╭─ Source material

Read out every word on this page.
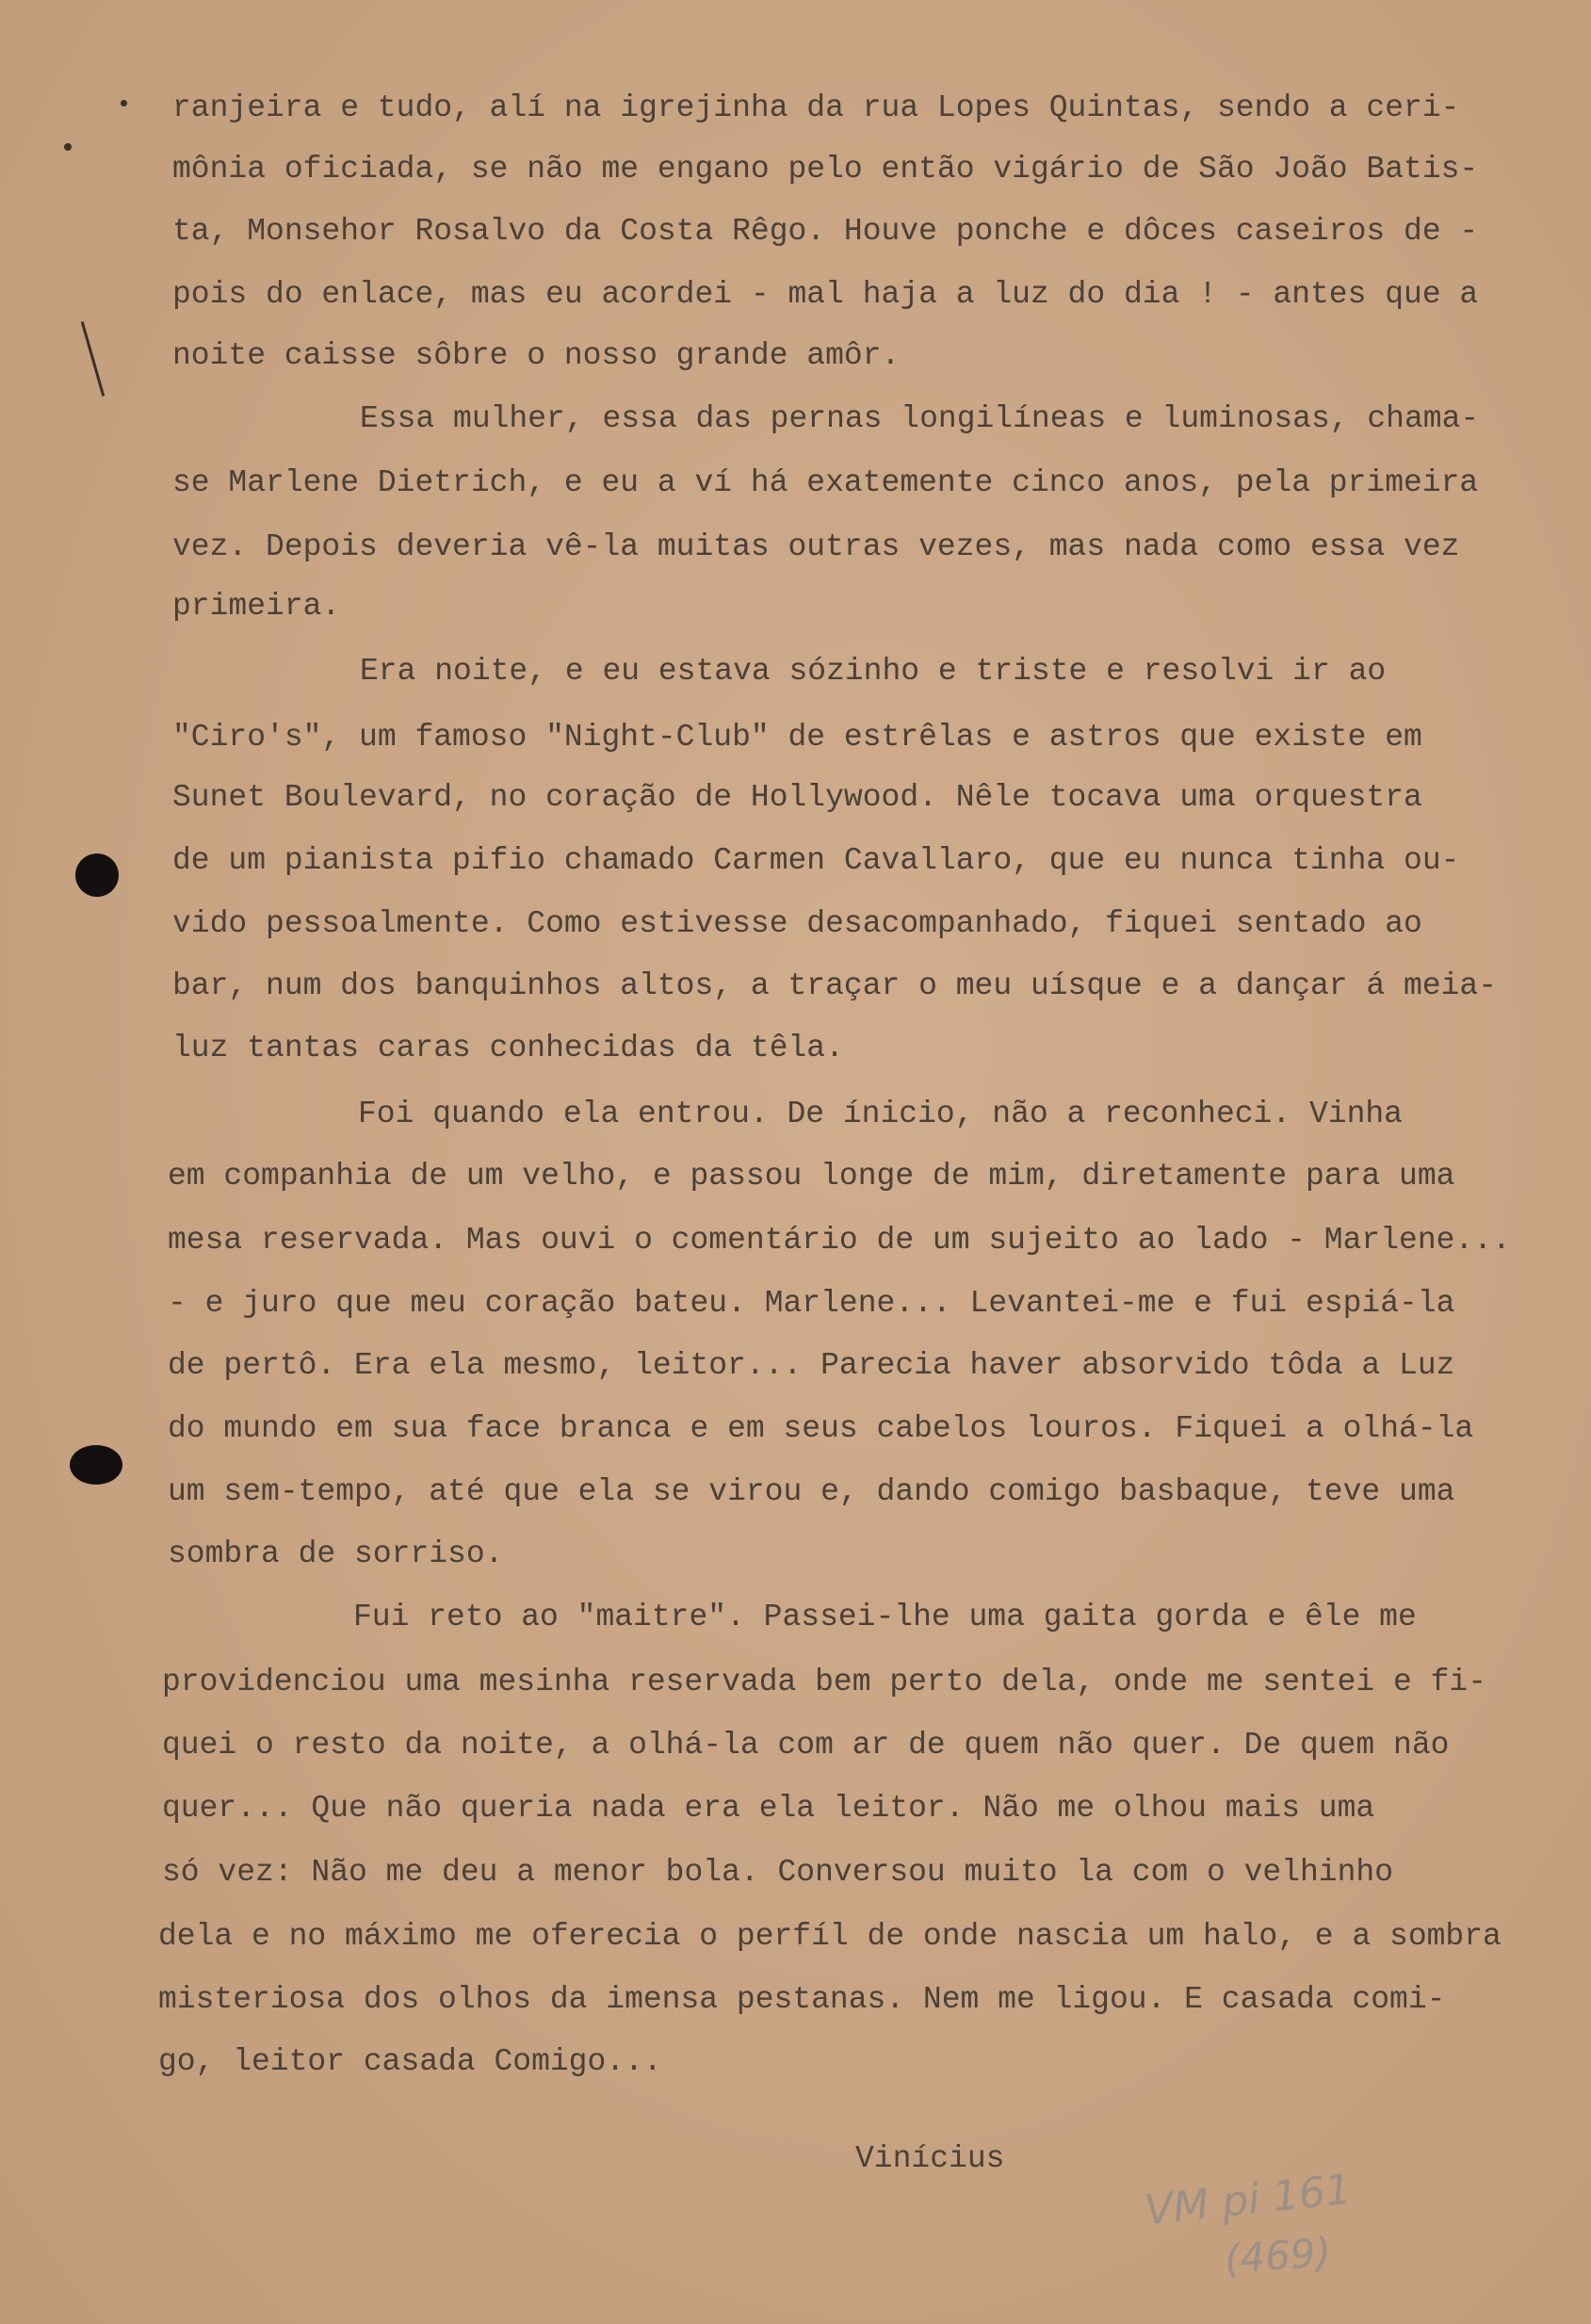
ranjeira e tudo, alí na igrejinha da rua Lopes Quintas, sendo a ceri-

mônia oficiada, se não me engano pelo então vigário de São João Batis-

ta, Monsehor Rosalvo da Costa Rêgo. Houve ponche e dôces caseiros de -

pois do enlace, mas eu acordei - mal haja a luz do dia ! - antes que a

noite caisse sôbre o nosso grande amôr.

Essa mulher, essa das pernas longilíneas e luminosas, chama-

se Marlene Dietrich, e eu a ví há exatemente cinco anos, pela primeira

vez. Depois deveria vê-la muitas outras vezes, mas nada como essa vez

primeira.

Era noite, e eu estava sózinho e triste e resolvi ir ao

"Ciro's", um famoso "Night-Club" de estrêlas e astros que existe em

Sunet Boulevard, no coração de Hollywood. Nêle tocava uma orquestra

de um pianista pifio chamado Carmen Cavallaro, que eu nunca tinha ou-

vido pessoalmente. Como estivesse desacompanhado, fiquei sentado ao

bar, num dos banquinhos altos, a traçar o meu uísque e a dançar á meia-

luz tantas caras conhecidas da têla.

Foi quando ela entrou. De ínicio, não a reconheci. Vinha

em companhia de um velho, e passou longe de mim, diretamente para uma

mesa reservada. Mas ouvi o comentário de um sujeito ao lado - Marlene...

- e juro que meu coração bateu. Marlene... Levantei-me e fui espiá-la

de pertô. Era ela mesmo, leitor... Parecia haver absorvido tôda a Luz

do mundo em sua face branca e em seus cabelos louros. Fiquei a olhá-la

um sem-tempo, até que ela se virou e, dando comigo basbaque, teve uma

sombra de sorriso.

Fui reto ao "maitre". Passei-lhe uma gaita gorda e êle me

providenciou uma mesinha reservada bem perto dela, onde me sentei e fi-

quei o resto da noite, a olhá-la com ar de quem não quer. De quem não

quer... Que não queria nada era ela leitor. Não me olhou mais uma

só vez: Não me deu a menor bola. Conversou muito la com o velhinho

dela e no máximo me oferecia o perfíl de onde nascia um halo, e a sombra

misteriosa dos olhos da imensa pestanas. Nem me ligou. E casada comi-

go, leitor casada Comigo...

Vinícius

VM pi 161
(469)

╰─

▸ **What you will do**: Read through the entries and copy every line that includes "onde".

▸ **Solution**:
providenciou uma mesinha reservada bem perto dela, onde me sentei e fi-
dela e no máximo me oferecia o perfíl de onde nascia um halo, e a sombra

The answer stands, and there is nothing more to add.